▸ Task goal
Work out how many lines in the entries below include the word "VLITE". Give nothing but the number.

** START OF Records provided **

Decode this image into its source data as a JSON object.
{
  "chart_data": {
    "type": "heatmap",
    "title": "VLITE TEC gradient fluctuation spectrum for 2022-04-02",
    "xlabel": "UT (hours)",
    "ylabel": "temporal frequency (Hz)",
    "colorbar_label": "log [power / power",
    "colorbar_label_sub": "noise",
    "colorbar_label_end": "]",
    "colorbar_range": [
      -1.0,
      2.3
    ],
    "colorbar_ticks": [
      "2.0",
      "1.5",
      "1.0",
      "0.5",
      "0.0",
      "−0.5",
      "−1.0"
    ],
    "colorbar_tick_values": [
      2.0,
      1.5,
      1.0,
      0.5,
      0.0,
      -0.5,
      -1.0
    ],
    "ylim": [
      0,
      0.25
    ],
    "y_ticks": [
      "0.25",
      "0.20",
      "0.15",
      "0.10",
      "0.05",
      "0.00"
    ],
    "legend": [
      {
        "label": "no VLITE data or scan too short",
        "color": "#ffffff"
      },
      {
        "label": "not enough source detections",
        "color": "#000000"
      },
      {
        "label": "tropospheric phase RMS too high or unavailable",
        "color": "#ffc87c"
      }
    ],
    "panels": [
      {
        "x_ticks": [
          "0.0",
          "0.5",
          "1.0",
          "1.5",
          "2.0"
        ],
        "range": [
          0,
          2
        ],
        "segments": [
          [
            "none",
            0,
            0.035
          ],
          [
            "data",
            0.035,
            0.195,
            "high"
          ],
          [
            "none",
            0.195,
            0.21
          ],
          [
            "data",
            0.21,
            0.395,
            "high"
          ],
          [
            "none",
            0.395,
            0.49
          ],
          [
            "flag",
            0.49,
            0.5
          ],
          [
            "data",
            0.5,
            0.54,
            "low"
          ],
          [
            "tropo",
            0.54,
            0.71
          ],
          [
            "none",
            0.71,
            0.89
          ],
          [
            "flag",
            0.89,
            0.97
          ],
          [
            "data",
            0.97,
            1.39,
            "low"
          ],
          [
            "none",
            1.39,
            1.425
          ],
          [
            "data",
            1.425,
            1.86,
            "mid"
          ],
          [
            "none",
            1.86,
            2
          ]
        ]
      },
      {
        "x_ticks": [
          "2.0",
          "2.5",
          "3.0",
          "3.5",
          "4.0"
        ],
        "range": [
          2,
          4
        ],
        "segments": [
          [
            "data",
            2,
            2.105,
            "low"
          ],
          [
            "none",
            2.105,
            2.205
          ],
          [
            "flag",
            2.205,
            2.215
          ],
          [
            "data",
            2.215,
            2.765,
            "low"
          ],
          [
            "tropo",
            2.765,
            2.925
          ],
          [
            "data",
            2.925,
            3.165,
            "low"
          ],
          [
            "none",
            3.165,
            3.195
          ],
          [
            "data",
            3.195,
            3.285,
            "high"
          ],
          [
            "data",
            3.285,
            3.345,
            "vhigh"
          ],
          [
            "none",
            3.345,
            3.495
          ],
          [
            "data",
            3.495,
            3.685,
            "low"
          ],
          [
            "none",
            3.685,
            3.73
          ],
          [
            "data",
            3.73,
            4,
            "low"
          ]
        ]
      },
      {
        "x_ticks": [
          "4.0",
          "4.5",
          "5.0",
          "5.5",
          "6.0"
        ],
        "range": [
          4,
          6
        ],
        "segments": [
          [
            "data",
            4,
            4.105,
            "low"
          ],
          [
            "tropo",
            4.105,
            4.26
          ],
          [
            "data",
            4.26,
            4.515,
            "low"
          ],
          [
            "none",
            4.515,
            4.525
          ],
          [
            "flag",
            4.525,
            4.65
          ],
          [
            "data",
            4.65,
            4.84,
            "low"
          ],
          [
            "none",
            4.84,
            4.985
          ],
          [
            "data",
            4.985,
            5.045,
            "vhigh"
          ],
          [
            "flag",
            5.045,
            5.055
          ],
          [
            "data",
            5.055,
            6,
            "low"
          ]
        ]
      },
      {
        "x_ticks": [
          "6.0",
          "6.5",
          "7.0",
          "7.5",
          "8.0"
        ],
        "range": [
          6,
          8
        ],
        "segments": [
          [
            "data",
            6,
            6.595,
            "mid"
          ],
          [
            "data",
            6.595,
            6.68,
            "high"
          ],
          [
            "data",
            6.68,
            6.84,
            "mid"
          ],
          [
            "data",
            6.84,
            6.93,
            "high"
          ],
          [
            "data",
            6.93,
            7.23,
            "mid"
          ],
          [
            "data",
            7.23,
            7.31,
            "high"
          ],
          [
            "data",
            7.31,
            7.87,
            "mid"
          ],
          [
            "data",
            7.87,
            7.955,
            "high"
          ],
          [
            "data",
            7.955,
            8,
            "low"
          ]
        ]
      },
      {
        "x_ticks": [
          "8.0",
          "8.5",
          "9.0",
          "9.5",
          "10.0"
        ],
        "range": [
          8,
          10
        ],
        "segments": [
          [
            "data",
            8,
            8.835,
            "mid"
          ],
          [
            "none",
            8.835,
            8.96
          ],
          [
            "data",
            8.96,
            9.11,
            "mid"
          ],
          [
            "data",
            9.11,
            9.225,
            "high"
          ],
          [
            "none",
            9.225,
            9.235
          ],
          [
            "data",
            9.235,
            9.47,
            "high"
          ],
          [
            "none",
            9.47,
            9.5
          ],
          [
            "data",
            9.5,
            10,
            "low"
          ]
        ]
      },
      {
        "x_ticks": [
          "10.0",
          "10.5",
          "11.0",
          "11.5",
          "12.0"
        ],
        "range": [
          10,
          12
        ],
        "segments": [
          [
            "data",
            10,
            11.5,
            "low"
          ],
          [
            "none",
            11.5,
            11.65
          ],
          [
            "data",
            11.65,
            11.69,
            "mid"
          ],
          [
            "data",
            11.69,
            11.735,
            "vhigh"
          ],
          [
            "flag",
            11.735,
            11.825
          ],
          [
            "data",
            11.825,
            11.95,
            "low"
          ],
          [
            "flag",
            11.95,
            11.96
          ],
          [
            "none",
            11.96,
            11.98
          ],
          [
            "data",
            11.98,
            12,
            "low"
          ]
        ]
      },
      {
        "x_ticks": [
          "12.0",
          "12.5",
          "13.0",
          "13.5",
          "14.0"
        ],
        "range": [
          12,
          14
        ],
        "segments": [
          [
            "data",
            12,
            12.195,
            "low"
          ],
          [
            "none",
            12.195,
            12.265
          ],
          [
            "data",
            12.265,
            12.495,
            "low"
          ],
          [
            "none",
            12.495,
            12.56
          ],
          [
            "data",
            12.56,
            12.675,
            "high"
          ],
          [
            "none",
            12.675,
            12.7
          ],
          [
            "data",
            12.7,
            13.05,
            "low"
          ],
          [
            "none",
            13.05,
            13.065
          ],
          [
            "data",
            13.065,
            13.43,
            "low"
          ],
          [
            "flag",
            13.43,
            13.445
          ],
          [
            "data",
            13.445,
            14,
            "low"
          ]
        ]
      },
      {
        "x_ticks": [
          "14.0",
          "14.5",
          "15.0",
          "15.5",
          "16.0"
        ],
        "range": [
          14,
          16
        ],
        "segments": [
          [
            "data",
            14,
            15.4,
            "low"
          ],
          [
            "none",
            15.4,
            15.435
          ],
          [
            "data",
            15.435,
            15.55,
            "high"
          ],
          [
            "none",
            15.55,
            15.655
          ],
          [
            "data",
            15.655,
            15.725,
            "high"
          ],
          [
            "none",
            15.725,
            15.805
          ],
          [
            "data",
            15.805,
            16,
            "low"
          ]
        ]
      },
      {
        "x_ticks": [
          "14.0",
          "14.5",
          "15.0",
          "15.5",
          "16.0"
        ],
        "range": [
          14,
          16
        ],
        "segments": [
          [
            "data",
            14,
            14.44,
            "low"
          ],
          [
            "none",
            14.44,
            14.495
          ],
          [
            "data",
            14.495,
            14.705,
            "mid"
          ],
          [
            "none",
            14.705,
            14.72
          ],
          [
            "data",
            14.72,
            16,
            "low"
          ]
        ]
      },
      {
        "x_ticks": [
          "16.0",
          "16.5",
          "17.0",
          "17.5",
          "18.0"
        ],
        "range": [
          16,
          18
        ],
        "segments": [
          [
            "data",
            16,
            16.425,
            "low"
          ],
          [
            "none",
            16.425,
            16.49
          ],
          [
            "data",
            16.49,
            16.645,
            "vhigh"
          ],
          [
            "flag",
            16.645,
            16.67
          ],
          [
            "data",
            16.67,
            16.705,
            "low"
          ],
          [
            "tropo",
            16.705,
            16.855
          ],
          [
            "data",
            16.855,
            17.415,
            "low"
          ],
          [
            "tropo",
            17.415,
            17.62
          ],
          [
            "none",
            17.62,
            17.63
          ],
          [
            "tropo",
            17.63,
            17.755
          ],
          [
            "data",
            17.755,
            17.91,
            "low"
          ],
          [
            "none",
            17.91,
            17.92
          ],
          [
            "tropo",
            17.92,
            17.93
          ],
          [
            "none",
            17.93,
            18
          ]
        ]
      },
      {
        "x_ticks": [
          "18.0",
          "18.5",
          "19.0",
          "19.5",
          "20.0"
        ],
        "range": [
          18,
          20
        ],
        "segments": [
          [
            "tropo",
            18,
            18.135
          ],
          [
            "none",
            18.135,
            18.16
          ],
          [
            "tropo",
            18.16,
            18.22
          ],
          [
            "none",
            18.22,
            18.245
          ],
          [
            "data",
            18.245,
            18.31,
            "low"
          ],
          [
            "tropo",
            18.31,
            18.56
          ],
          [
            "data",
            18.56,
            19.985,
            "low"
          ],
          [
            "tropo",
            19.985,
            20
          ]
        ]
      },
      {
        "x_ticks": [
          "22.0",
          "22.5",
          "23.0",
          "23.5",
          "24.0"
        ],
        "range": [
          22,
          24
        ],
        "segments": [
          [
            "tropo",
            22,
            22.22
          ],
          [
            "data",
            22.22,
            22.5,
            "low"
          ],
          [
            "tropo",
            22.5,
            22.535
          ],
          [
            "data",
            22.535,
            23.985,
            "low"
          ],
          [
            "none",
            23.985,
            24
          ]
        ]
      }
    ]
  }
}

** END OF Records provided **

▸ Written solution
2